**Instructions for the task**
Each line of the material below should be reproduced exactly.

[Dataset items]
· · ·
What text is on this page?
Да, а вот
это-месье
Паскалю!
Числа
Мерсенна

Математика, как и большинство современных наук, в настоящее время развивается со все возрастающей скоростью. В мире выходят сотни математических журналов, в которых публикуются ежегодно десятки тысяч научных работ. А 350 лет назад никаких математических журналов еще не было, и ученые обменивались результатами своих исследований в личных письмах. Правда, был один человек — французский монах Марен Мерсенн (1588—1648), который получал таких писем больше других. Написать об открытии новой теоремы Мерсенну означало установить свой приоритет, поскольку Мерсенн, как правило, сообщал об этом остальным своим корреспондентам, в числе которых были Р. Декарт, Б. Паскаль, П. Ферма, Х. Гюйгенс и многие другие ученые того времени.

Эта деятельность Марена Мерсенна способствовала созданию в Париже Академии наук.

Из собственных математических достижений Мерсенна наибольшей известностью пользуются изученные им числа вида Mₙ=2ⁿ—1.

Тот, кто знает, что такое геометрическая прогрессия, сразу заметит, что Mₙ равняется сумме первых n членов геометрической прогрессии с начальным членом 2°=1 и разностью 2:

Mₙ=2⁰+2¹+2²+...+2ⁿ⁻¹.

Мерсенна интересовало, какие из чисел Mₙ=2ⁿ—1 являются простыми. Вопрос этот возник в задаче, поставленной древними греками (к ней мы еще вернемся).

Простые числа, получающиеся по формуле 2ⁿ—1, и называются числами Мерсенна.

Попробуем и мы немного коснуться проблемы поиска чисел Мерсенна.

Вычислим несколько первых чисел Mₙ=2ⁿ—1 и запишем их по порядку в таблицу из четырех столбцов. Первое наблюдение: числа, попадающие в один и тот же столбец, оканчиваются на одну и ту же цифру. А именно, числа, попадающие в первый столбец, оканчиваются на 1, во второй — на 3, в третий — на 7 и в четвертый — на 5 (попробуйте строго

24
· · ·
**The output**
What text is on this page?
Да, а вот
это-месье
Паскалю!
Числа
Мерсенна

Математика, как и большинство современных наук, в настоящее время развивается со все возрастающей скоростью. В мире выходят сотни математических журналов, в которых публикуются ежегодно десятки тысяч научных работ. А 350 лет назад никаких математических журналов еще не было, и ученые обменивались результатами своих исследований в личных письмах. Правда, был один человек — французский монах Марен Мерсенн (1588—1648), который получал таких писем больше других. Написать об открытии новой теоремы Мерсенну означало установить свой приоритет, поскольку Мерсенн, как правило, сообщал об этом остальным своим корреспондентам, в числе которых были Р. Декарт, Б. Паскаль, П. Ферма, Х. Гюйгенс и многие другие ученые того времени.

Эта деятельность Марена Мерсенна способствовала созданию в Париже Академии наук.

Из собственных математических достижений Мерсенна наибольшей известностью пользуются изученные им числа вида Mₙ=2ⁿ—1.

Тот, кто знает, что такое геометрическая прогрессия, сразу заметит, что Mₙ равняется сумме первых n членов геометрической прогрессии с начальным членом 2°=1 и разностью 2:

Mₙ=2⁰+2¹+2²+...+2ⁿ⁻¹.

Мерсенна интересовало, какие из чисел Mₙ=2ⁿ—1 являются простыми. Вопрос этот возник в задаче, поставленной древними греками (к ней мы еще вернемся).

Простые числа, получающиеся по формуле 2ⁿ—1, и называются числами Мерсенна.

Попробуем и мы немного коснуться проблемы поиска чисел Мерсенна.

Вычислим несколько первых чисел Mₙ=2ⁿ—1 и запишем их по порядку в таблицу из четырех столбцов. Первое наблюдение: числа, попадающие в один и тот же столбец, оканчиваются на одну и ту же цифру. А именно, числа, попадающие в первый столбец, оканчиваются на 1, во второй — на 3, в третий — на 7 и в четвертый — на 5 (попробуйте строго

24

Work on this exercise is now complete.